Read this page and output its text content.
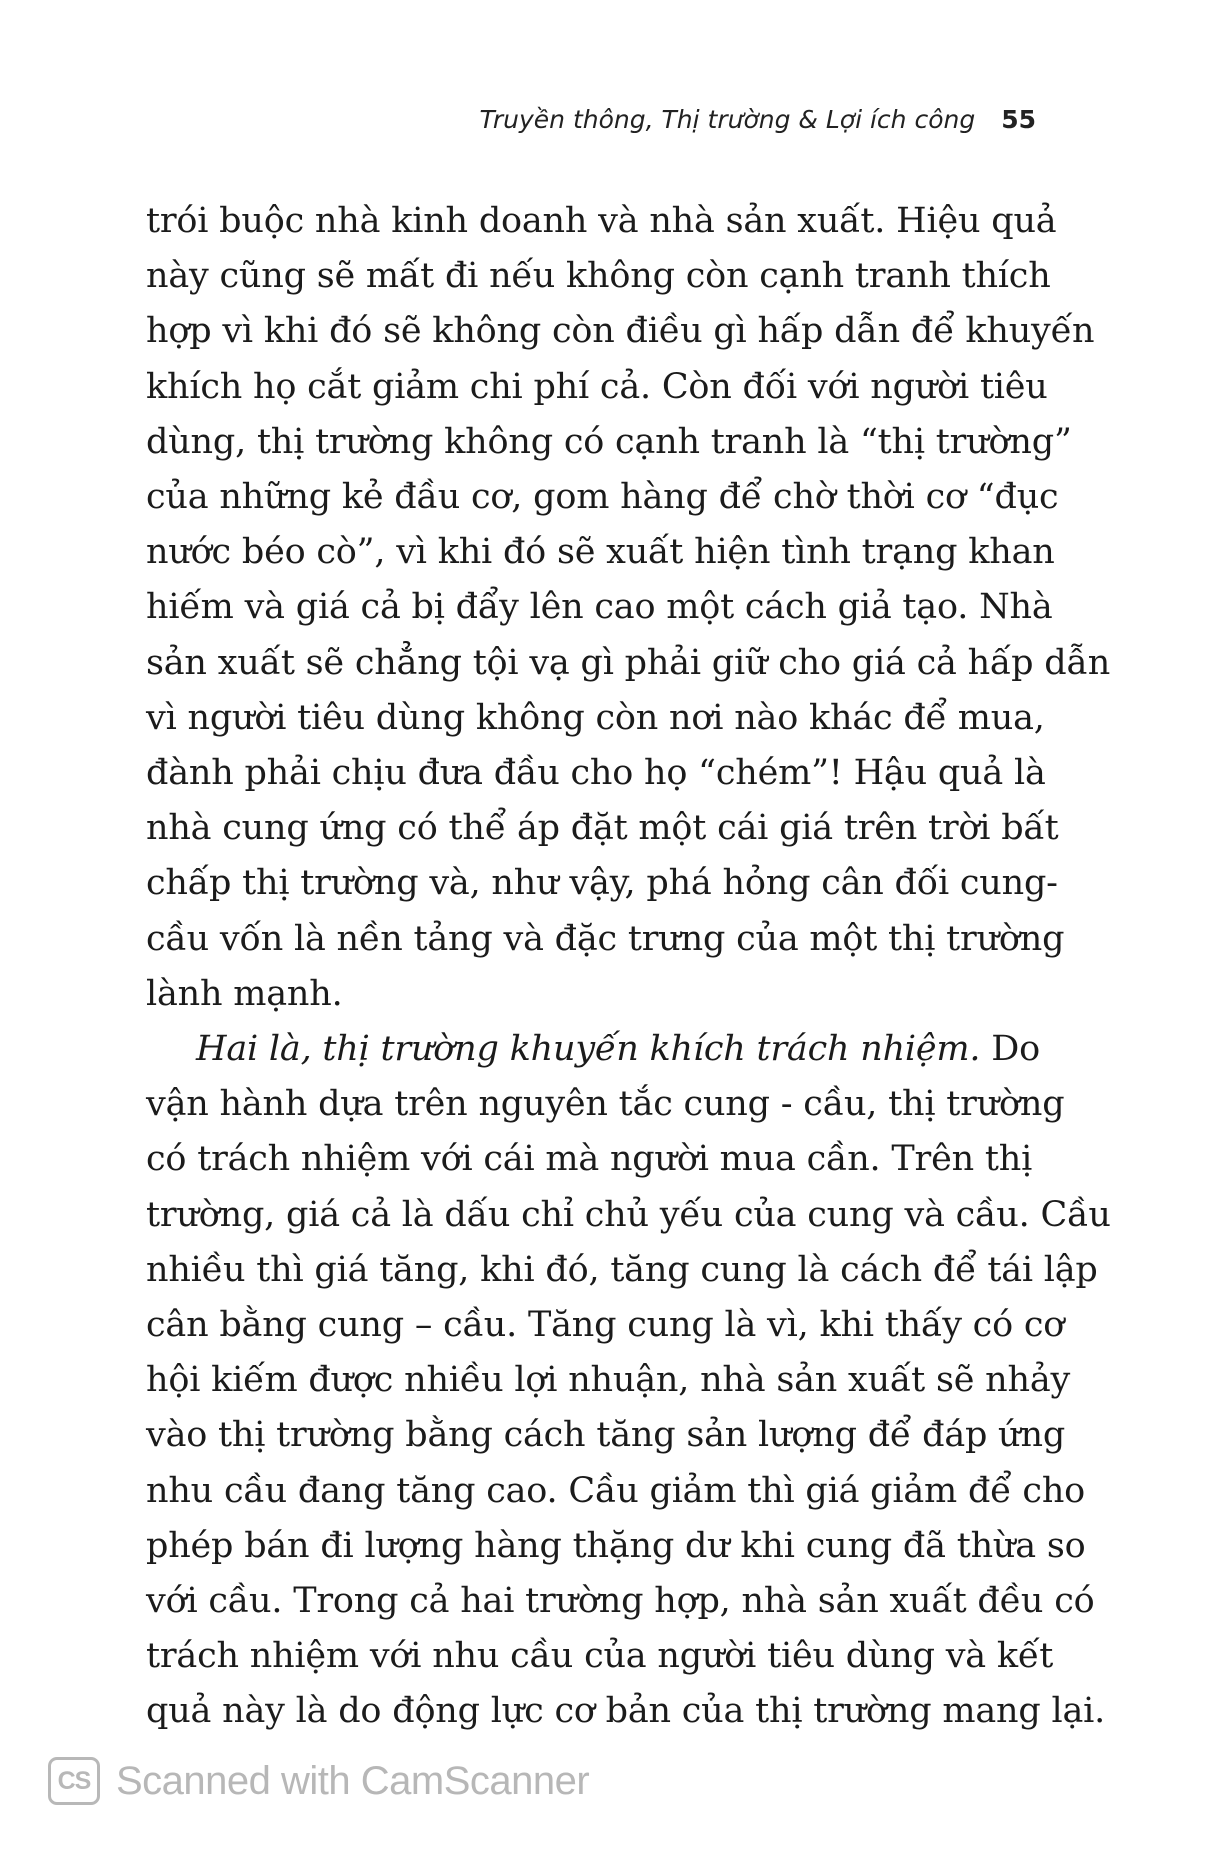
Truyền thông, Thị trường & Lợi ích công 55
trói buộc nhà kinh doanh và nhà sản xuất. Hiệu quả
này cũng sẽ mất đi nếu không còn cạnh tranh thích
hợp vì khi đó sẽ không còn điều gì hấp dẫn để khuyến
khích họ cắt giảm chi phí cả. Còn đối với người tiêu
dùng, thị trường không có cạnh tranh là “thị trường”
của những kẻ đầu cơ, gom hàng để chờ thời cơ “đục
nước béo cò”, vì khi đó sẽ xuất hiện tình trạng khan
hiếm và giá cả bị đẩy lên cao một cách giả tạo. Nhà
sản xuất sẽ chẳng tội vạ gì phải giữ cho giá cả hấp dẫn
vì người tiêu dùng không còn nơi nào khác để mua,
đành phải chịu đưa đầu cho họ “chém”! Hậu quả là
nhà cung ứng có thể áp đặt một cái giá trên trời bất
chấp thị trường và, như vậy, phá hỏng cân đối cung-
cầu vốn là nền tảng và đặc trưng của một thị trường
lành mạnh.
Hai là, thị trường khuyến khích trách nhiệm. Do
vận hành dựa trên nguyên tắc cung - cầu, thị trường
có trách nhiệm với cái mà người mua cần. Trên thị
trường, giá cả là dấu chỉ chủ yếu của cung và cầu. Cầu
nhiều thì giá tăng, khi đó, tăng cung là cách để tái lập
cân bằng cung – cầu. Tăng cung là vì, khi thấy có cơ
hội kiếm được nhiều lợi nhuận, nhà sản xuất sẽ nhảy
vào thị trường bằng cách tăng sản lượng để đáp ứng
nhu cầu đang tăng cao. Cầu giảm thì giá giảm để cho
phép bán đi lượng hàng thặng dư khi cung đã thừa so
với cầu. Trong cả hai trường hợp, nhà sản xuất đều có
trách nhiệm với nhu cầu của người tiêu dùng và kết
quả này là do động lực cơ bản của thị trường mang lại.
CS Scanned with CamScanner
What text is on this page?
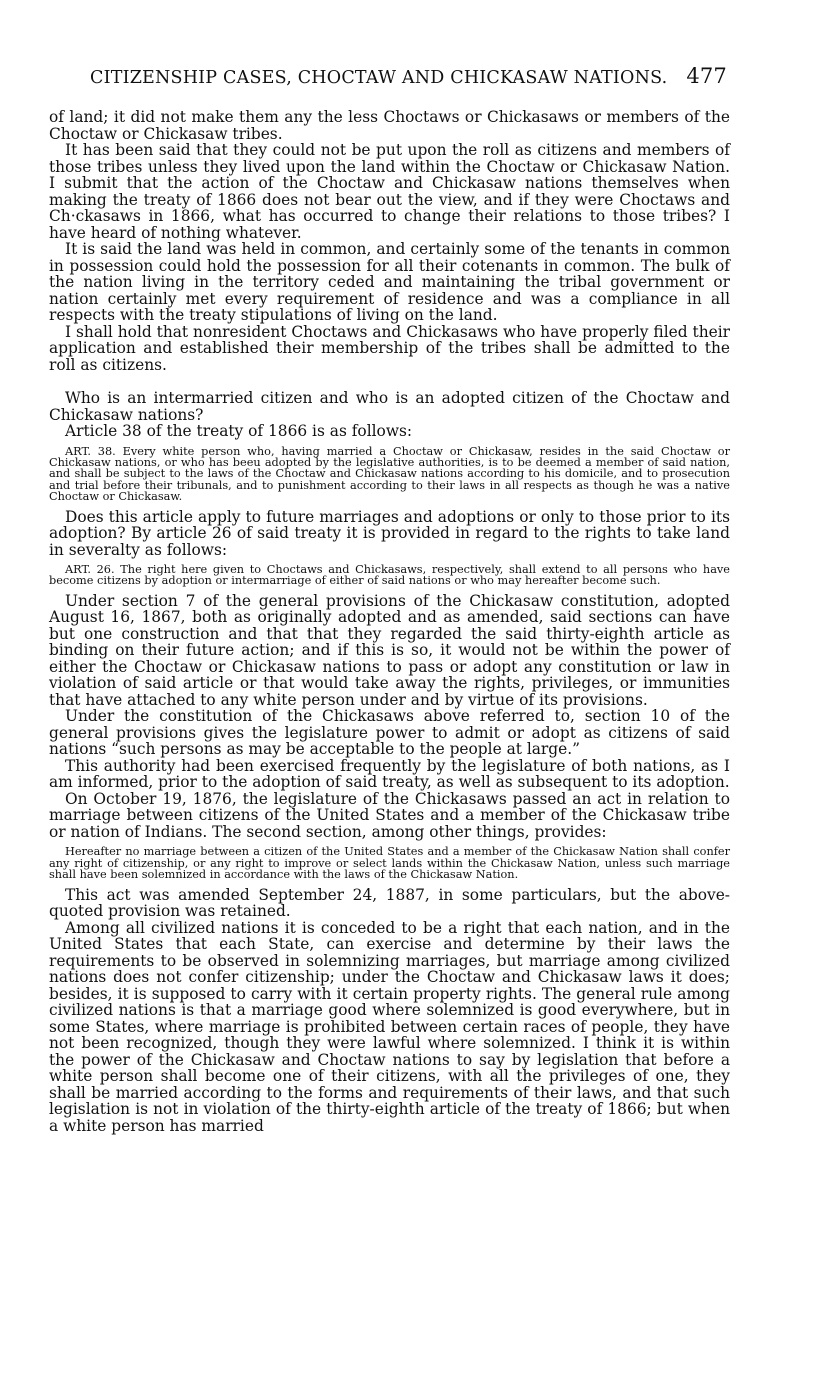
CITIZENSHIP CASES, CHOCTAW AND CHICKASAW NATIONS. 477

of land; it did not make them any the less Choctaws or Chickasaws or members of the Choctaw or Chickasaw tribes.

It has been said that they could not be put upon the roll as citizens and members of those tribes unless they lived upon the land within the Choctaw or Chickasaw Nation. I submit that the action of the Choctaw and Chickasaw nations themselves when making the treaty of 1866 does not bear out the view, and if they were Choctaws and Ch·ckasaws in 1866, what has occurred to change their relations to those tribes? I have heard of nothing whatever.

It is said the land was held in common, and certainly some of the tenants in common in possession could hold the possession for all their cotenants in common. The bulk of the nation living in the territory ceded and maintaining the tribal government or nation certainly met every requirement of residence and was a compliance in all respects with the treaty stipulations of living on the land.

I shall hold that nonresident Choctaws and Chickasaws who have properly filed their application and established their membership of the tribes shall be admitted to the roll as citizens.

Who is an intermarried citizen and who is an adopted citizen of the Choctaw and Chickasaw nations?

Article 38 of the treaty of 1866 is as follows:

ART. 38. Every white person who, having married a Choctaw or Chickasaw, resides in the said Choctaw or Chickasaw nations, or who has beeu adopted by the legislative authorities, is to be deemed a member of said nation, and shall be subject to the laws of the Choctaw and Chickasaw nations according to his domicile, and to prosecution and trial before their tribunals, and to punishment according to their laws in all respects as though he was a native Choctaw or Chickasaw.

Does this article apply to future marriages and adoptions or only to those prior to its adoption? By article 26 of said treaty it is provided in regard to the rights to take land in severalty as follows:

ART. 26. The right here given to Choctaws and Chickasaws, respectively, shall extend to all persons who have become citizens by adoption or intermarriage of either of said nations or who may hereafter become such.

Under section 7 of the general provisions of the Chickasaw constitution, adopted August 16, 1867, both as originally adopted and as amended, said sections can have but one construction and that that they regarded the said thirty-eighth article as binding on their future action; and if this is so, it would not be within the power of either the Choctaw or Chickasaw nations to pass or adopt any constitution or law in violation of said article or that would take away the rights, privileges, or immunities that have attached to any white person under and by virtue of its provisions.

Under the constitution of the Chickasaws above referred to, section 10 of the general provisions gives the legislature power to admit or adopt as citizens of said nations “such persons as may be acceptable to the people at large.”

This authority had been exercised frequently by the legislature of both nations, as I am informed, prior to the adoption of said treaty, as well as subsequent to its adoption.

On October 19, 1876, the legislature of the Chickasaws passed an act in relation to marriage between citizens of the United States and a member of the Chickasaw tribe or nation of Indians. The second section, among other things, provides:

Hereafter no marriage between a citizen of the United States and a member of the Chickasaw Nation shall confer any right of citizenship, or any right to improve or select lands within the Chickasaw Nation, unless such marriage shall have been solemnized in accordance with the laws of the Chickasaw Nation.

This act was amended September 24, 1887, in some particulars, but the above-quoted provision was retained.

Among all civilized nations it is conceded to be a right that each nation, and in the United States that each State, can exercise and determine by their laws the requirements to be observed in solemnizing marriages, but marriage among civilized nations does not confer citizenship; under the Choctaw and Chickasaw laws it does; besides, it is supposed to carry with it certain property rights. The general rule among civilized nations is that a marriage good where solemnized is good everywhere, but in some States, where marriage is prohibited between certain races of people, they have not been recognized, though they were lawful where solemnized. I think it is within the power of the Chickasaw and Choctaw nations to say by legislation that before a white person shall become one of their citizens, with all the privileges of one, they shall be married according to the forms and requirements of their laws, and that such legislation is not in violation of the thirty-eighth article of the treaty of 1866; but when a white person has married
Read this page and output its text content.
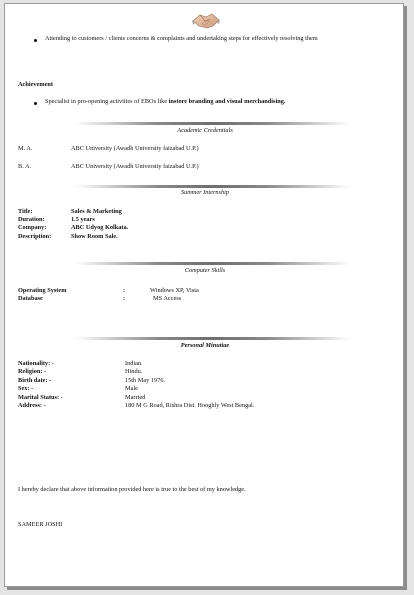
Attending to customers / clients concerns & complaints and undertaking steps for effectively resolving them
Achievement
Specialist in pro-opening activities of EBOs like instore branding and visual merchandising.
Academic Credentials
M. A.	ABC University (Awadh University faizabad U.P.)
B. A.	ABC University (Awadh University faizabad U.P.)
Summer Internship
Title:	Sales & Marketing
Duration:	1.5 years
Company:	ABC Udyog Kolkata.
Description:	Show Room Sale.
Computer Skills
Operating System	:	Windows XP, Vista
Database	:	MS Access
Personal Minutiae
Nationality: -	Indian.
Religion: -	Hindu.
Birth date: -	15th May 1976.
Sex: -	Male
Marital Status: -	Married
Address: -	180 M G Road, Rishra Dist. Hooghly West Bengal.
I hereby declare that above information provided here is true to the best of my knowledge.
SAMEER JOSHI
══════
### Work to do
Write out the whole listing exactly, and drop the pictures.

### Output
Read this page and output its text content.
Truyền thông, Thị trường & Lợi ích công 55
trói buộc nhà kinh doanh và nhà sản xuất. Hiệu quả
này cũng sẽ mất đi nếu không còn cạnh tranh thích
hợp vì khi đó sẽ không còn điều gì hấp dẫn để khuyến
khích họ cắt giảm chi phí cả. Còn đối với người tiêu
dùng, thị trường không có cạnh tranh là “thị trường”
của những kẻ đầu cơ, gom hàng để chờ thời cơ “đục
nước béo cò”, vì khi đó sẽ xuất hiện tình trạng khan
hiếm và giá cả bị đẩy lên cao một cách giả tạo. Nhà
sản xuất sẽ chẳng tội vạ gì phải giữ cho giá cả hấp dẫn
vì người tiêu dùng không còn nơi nào khác để mua,
đành phải chịu đưa đầu cho họ “chém”! Hậu quả là
nhà cung ứng có thể áp đặt một cái giá trên trời bất
chấp thị trường và, như vậy, phá hỏng cân đối cung-
cầu vốn là nền tảng và đặc trưng của một thị trường
lành mạnh.
Hai là, thị trường khuyến khích trách nhiệm. Do
vận hành dựa trên nguyên tắc cung - cầu, thị trường
có trách nhiệm với cái mà người mua cần. Trên thị
trường, giá cả là dấu chỉ chủ yếu của cung và cầu. Cầu
nhiều thì giá tăng, khi đó, tăng cung là cách để tái lập
cân bằng cung – cầu. Tăng cung là vì, khi thấy có cơ
hội kiếm được nhiều lợi nhuận, nhà sản xuất sẽ nhảy
vào thị trường bằng cách tăng sản lượng để đáp ứng
nhu cầu đang tăng cao. Cầu giảm thì giá giảm để cho
phép bán đi lượng hàng thặng dư khi cung đã thừa so
với cầu. Trong cả hai trường hợp, nhà sản xuất đều có
trách nhiệm với nhu cầu của người tiêu dùng và kết
quả này là do động lực cơ bản của thị trường mang lại.
CS Scanned with CamScanner
What text is on this page?
CITIZENSHIP CASES, CHOCTAW AND CHICKASAW NATIONS. 477

of land; it did not make them any the less Choctaws or Chickasaws or members of the Choctaw or Chickasaw tribes.

It has been said that they could not be put upon the roll as citizens and members of those tribes unless they lived upon the land within the Choctaw or Chickasaw Nation. I submit that the action of the Choctaw and Chickasaw nations themselves when making the treaty of 1866 does not bear out the view, and if they were Choctaws and Ch·ckasaws in 1866, what has occurred to change their relations to those tribes? I have heard of nothing whatever.

It is said the land was held in common, and certainly some of the tenants in common in possession could hold the possession for all their cotenants in common. The bulk of the nation living in the territory ceded and maintaining the tribal government or nation certainly met every requirement of residence and was a compliance in all respects with the treaty stipulations of living on the land.

I shall hold that nonresident Choctaws and Chickasaws who have properly filed their application and established their membership of the tribes shall be admitted to the roll as citizens.

Who is an intermarried citizen and who is an adopted citizen of the Choctaw and Chickasaw nations?

Article 38 of the treaty of 1866 is as follows:

ART. 38. Every white person who, having married a Choctaw or Chickasaw, resides in the said Choctaw or Chickasaw nations, or who has beeu adopted by the legislative authorities, is to be deemed a member of said nation, and shall be subject to the laws of the Choctaw and Chickasaw nations according to his domicile, and to prosecution and trial before their tribunals, and to punishment according to their laws in all respects as though he was a native Choctaw or Chickasaw.

Does this article apply to future marriages and adoptions or only to those prior to its adoption? By article 26 of said treaty it is provided in regard to the rights to take land in severalty as follows:

ART. 26. The right here given to Choctaws and Chickasaws, respectively, shall extend to all persons who have become citizens by adoption or intermarriage of either of said nations or who may hereafter become such.

Under section 7 of the general provisions of the Chickasaw constitution, adopted August 16, 1867, both as originally adopted and as amended, said sections can have but one construction and that that they regarded the said thirty-eighth article as binding on their future action; and if this is so, it would not be within the power of either the Choctaw or Chickasaw nations to pass or adopt any constitution or law in violation of said article or that would take away the rights, privileges, or immunities that have attached to any white person under and by virtue of its provisions.

Under the constitution of the Chickasaws above referred to, section 10 of the general provisions gives the legislature power to admit or adopt as citizens of said nations “such persons as may be acceptable to the people at large.”

This authority had been exercised frequently by the legislature of both nations, as I am informed, prior to the adoption of said treaty, as well as subsequent to its adoption.

On October 19, 1876, the legislature of the Chickasaws passed an act in relation to marriage between citizens of the United States and a member of the Chickasaw tribe or nation of Indians. The second section, among other things, provides:

Hereafter no marriage between a citizen of the United States and a member of the Chickasaw Nation shall confer any right of citizenship, or any right to improve or select lands within the Chickasaw Nation, unless such marriage shall have been solemnized in accordance with the laws of the Chickasaw Nation.

This act was amended September 24, 1887, in some particulars, but the above-quoted provision was retained.

Among all civilized nations it is conceded to be a right that each nation, and in the United States that each State, can exercise and determine by their laws the requirements to be observed in solemnizing marriages, but marriage among civilized nations does not confer citizenship; under the Choctaw and Chickasaw laws it does; besides, it is supposed to carry with it certain property rights. The general rule among civilized nations is that a marriage good where solemnized is good everywhere, but in some States, where marriage is prohibited between certain races of people, they have not been recognized, though they were lawful where solemnized. I think it is within the power of the Chickasaw and Choctaw nations to say by legislation that before a white person shall become one of their citizens, with all the privileges of one, they shall be married according to the forms and requirements of their laws, and that such legislation is not in violation of the thirty-eighth article of the treaty of 1866; but when a white person has married
Read this page and output its text content.
Attending to customers / clients concerns & complaints and undertaking steps for effectively resolving them
Achievement
Specialist in pro-opening activities of EBOs like instore branding and visual merchandising.
Academic Credentials
M. A.	ABC University (Awadh University faizabad U.P.)
B. A.	ABC University (Awadh University faizabad U.P.)
Summer Internship
Title:	Sales & Marketing
Duration:	1.5 years
Company:	ABC Udyog Kolkata.
Description:	Show Room Sale.
Computer Skills
Operating System	:	Windows XP, Vista
Database	:	MS Access
Personal Minutiae
Nationality: -	Indian.
Religion: -	Hindu.
Birth date: -	15th May 1976.
Sex: -	Male
Marital Status: -	Married
Address: -	180 M G Road, Rishra Dist. Hooghly West Bengal.
I hereby declare that above information provided here is true to the best of my knowledge.
SAMEER JOSHI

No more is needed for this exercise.